## WRITTEN TASK
Leaving out the pictures, please retype each record exactly.
----- DATA FOR THE TASK
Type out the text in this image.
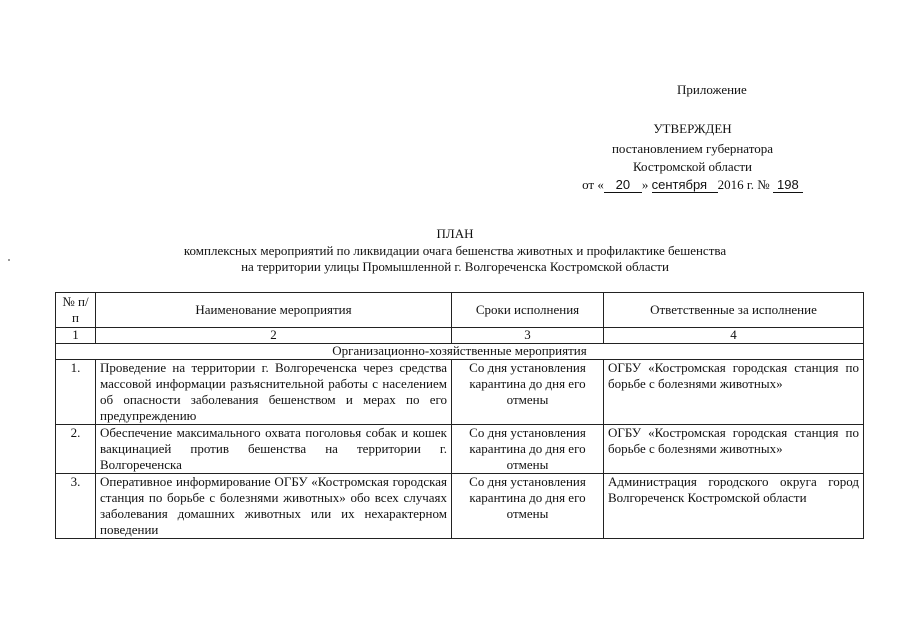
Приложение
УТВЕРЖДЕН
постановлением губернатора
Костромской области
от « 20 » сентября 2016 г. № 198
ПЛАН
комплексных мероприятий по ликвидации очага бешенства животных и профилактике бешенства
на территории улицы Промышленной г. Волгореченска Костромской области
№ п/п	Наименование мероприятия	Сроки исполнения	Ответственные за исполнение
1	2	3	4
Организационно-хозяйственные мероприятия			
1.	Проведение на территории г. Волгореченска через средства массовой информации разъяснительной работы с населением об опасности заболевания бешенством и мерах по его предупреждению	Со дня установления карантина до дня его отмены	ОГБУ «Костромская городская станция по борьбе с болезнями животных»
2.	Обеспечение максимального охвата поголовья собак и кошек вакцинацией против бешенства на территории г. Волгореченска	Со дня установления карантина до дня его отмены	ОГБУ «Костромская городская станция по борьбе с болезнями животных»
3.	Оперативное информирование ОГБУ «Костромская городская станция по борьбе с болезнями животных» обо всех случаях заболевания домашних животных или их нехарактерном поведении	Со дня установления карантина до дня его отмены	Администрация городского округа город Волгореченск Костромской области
----------
## EXPECTED ANSWER
Type out the text in this image.
Приложение
УТВЕРЖДЕН
постановлением губернатора
Костромской области
от « 20 » сентября 2016 г. № 198
ПЛАН
комплексных мероприятий по ликвидации очага бешенства животных и профилактике бешенства
на территории улицы Промышленной г. Волгореченска Костромской области
№ п/п	Наименование мероприятия	Сроки исполнения	Ответственные за исполнение
1	2	3	4
Организационно-хозяйственные мероприятия			
1.	Проведение на территории г. Волгореченска через средства массовой информации разъяснительной работы с населением об опасности заболевания бешенством и мерах по его предупреждению	Со дня установления карантина до дня его отмены	ОГБУ «Костромская городская станция по борьбе с болезнями животных»
2.	Обеспечение максимального охвата поголовья собак и кошек вакцинацией против бешенства на территории г. Волгореченска	Со дня установления карантина до дня его отмены	ОГБУ «Костромская городская станция по борьбе с болезнями животных»
3.	Оперативное информирование ОГБУ «Костромская городская станция по борьбе с болезнями животных» обо всех случаях заболевания домашних животных или их нехарактерном поведении	Со дня установления карантина до дня его отмены	Администрация городского округа город Волгореченск Костромской области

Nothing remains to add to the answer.